#### TASK TO COMPLETE:
Filter these entries, keeping only lines that hold the word "What".

>> START DATA TO PROCESS

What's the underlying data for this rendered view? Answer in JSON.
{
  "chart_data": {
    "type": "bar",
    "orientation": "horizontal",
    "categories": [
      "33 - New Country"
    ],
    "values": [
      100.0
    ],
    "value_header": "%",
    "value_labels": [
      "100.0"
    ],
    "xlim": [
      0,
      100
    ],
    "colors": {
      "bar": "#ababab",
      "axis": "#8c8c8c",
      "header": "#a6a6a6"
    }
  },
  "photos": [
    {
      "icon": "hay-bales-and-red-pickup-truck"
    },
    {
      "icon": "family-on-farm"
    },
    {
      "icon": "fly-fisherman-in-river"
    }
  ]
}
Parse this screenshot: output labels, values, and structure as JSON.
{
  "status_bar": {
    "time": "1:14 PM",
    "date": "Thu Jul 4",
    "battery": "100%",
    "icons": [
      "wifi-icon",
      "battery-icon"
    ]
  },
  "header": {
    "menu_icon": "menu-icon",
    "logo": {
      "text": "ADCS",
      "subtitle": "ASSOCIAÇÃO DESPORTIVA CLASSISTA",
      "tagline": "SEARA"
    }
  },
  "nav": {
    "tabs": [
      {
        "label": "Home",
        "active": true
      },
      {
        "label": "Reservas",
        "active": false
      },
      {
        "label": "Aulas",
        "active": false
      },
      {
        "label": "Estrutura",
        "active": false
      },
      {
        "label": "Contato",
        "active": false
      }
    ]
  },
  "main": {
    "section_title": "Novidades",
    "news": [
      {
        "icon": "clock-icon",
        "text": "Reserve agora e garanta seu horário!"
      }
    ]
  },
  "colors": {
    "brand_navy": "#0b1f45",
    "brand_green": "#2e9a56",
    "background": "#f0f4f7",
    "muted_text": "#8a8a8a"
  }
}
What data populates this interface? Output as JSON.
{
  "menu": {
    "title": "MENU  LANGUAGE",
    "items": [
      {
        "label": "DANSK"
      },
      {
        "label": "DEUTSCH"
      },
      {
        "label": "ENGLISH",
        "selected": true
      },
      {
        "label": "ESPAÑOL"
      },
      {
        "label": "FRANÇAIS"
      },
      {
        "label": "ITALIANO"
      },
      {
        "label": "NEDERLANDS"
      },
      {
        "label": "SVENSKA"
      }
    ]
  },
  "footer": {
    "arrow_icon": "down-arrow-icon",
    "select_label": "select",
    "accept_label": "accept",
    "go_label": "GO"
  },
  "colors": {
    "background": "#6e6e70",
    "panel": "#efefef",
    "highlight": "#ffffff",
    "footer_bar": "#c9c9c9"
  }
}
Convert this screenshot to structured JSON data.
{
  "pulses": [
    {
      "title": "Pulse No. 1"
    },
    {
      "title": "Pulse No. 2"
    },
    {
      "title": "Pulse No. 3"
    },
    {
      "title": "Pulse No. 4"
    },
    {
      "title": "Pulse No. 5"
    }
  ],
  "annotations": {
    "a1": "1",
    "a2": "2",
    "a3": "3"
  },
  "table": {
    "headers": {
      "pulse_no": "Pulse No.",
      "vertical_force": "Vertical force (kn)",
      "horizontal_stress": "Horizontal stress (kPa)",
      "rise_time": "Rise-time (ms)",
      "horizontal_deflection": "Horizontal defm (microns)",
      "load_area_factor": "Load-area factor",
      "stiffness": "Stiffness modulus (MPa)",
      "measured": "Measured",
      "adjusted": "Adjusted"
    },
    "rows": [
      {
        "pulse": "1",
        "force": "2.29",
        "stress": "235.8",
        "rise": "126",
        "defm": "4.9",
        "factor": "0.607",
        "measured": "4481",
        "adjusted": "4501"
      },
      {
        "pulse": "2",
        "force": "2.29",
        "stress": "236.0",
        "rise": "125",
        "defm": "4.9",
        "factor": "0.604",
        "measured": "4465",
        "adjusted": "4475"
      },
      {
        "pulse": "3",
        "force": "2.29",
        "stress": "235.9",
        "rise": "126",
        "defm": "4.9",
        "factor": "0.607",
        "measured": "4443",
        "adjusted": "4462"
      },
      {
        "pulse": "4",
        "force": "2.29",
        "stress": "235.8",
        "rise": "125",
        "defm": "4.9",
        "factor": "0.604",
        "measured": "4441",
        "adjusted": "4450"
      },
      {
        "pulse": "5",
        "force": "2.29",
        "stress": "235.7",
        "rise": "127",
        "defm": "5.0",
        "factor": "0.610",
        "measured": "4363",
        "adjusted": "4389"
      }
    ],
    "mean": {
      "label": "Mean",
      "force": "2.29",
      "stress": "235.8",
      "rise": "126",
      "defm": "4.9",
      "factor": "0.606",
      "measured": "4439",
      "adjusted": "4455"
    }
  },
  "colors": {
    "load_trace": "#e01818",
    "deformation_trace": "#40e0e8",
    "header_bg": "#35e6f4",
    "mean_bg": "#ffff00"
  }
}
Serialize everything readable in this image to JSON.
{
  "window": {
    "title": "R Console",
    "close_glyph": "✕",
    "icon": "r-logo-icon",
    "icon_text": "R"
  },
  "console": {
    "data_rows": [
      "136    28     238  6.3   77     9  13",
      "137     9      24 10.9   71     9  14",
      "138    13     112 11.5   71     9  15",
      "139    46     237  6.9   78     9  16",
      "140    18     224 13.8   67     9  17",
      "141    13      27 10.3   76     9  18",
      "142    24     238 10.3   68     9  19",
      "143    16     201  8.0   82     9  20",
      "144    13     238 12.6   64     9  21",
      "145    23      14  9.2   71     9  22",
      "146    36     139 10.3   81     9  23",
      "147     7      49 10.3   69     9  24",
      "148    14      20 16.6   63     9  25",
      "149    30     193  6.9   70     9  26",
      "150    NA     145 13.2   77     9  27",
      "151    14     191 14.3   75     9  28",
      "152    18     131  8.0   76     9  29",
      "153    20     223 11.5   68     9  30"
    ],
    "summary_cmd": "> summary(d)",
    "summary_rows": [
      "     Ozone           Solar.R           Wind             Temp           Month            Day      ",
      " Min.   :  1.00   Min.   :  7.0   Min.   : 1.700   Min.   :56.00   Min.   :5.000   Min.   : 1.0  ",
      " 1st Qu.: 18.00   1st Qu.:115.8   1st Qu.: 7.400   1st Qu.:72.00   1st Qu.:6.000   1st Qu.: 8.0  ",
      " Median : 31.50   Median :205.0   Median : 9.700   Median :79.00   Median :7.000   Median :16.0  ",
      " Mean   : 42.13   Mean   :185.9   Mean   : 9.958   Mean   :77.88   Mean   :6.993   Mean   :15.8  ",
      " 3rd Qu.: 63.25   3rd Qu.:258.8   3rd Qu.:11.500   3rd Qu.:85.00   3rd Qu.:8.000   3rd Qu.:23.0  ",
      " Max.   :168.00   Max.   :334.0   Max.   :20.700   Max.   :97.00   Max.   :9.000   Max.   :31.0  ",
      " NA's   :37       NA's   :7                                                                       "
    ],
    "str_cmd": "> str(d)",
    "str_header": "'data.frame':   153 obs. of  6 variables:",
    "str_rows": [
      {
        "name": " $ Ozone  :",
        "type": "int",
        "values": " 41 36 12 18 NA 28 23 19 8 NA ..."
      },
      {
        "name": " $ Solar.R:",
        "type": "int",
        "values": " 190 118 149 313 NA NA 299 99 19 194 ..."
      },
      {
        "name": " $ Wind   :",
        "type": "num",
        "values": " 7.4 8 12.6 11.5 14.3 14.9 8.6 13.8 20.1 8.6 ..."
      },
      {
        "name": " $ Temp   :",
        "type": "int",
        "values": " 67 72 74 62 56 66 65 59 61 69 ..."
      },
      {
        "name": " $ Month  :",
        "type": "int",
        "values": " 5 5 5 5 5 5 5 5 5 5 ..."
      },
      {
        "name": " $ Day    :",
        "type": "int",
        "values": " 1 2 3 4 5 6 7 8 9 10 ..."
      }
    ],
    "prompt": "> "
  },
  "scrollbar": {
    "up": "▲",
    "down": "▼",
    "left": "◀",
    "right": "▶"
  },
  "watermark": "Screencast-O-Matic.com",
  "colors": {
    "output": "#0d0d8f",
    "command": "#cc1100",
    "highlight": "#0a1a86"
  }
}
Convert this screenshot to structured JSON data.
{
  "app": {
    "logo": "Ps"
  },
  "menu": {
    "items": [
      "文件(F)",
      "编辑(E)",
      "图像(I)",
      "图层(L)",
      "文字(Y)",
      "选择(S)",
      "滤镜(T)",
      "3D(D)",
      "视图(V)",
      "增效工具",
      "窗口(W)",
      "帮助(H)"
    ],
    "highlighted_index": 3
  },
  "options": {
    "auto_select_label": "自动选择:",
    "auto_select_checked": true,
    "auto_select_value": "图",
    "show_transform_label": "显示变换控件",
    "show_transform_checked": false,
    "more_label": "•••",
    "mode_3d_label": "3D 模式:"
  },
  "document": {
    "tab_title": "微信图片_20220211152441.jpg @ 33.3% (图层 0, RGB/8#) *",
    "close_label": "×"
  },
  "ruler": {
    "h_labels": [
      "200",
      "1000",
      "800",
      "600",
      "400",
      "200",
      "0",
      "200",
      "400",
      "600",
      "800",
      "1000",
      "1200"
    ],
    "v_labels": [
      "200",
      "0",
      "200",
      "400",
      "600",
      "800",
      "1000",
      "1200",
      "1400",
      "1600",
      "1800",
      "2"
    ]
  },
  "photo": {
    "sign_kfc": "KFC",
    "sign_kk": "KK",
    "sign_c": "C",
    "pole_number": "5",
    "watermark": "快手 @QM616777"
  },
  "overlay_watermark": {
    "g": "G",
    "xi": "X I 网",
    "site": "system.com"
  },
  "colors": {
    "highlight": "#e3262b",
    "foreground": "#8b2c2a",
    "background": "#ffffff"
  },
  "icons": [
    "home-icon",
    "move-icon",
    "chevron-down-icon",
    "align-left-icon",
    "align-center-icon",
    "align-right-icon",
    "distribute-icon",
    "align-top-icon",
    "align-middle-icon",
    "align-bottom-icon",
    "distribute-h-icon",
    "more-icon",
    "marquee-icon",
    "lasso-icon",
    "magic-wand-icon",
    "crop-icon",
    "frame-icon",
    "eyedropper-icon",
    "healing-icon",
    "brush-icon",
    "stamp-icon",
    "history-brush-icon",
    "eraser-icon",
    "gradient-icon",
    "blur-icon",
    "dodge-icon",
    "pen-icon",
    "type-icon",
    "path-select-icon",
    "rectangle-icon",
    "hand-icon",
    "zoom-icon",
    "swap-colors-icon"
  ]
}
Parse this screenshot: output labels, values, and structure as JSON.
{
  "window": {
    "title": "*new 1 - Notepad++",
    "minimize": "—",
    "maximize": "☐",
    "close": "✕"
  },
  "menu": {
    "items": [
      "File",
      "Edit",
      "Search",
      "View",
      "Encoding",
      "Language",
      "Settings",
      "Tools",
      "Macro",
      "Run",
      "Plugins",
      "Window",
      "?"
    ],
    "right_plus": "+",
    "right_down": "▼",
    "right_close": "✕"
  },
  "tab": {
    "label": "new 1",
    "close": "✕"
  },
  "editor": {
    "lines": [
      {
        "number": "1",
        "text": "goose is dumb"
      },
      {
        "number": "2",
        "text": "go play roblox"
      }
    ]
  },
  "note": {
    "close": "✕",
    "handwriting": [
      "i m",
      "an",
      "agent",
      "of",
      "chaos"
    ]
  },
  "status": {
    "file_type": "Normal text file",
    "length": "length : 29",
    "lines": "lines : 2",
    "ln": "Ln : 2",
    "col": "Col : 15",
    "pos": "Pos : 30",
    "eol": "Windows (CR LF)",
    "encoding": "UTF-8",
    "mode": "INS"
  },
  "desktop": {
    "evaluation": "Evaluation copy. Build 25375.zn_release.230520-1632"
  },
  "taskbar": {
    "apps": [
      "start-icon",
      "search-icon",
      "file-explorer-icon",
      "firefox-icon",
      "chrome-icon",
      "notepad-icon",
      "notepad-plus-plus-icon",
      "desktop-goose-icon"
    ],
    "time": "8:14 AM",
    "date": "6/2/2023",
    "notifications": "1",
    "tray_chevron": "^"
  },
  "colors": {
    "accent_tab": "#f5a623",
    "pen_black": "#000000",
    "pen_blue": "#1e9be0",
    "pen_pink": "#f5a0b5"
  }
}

>> END DATA TO PROCESS

#### REPLY TO THE EXERCISE:
What's the underlying data for this rendered view? Answer in JSON.
What data populates this interface? Output as JSON.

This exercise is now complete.